## To be done
Write out the material exactly, without any of its pictures.
— BEGIN —
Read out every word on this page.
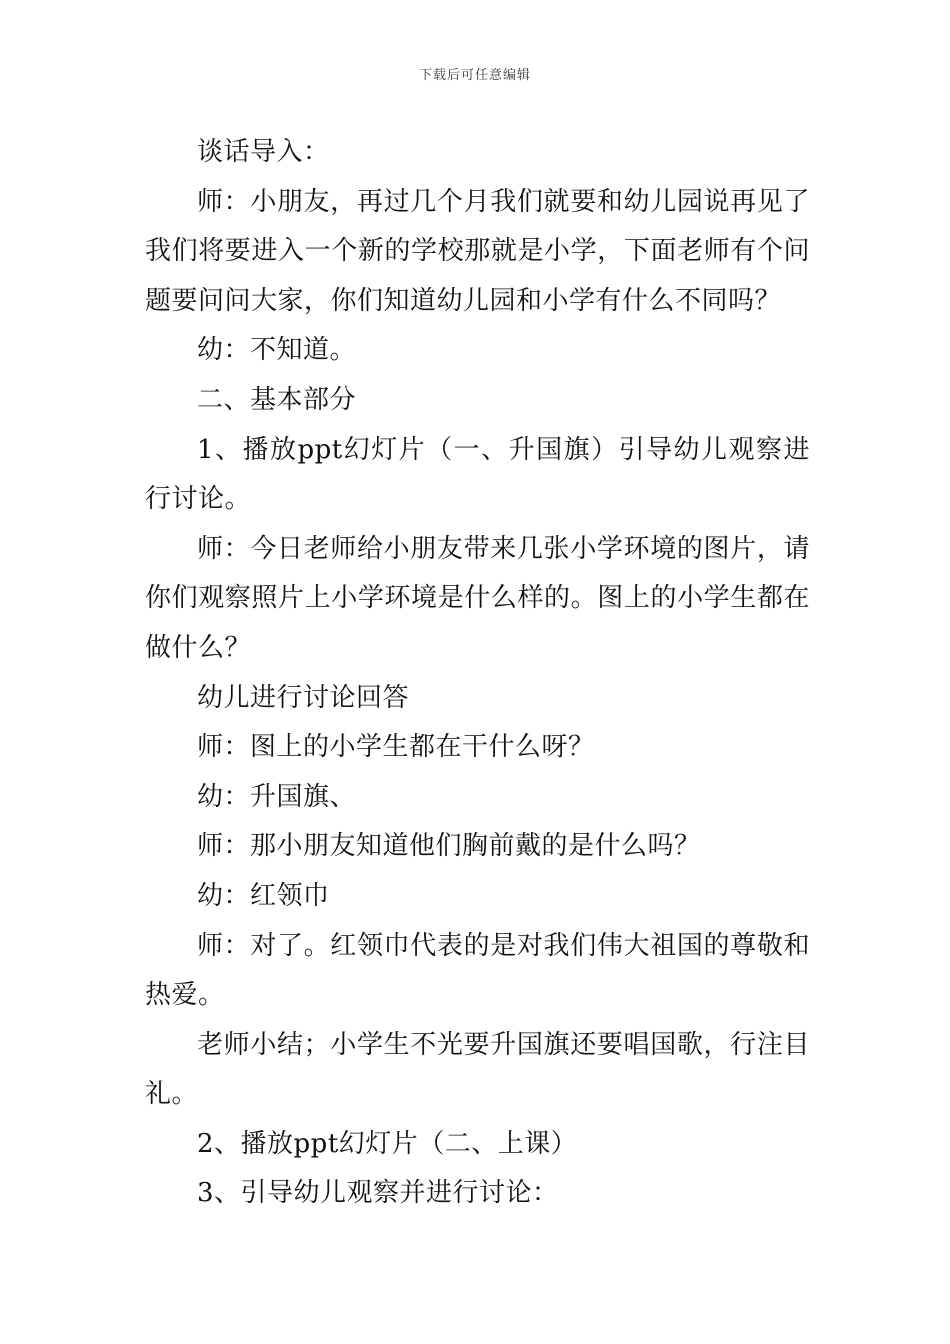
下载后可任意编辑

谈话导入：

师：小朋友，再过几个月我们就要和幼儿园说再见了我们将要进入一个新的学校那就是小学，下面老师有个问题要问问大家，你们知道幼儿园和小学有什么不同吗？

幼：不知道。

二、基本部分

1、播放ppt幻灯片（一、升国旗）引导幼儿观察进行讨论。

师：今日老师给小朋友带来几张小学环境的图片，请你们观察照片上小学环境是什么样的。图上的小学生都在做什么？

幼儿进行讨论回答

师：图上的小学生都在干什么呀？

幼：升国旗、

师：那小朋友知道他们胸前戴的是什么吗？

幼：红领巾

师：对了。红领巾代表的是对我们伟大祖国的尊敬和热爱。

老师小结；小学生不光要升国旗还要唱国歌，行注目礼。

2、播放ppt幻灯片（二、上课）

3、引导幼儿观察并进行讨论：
— END —
## Solution to this exercise
Read out every word on this page.
下载后可任意编辑

谈话导入：

师：小朋友，再过几个月我们就要和幼儿园说再见了我们将要进入一个新的学校那就是小学，下面老师有个问题要问问大家，你们知道幼儿园和小学有什么不同吗？

幼：不知道。

二、基本部分

1、播放ppt幻灯片（一、升国旗）引导幼儿观察进行讨论。

师：今日老师给小朋友带来几张小学环境的图片，请你们观察照片上小学环境是什么样的。图上的小学生都在做什么？

幼儿进行讨论回答

师：图上的小学生都在干什么呀？

幼：升国旗、

师：那小朋友知道他们胸前戴的是什么吗？

幼：红领巾

师：对了。红领巾代表的是对我们伟大祖国的尊敬和热爱。

老师小结；小学生不光要升国旗还要唱国歌，行注目礼。

2、播放ppt幻灯片（二、上课）

3、引导幼儿观察并进行讨论：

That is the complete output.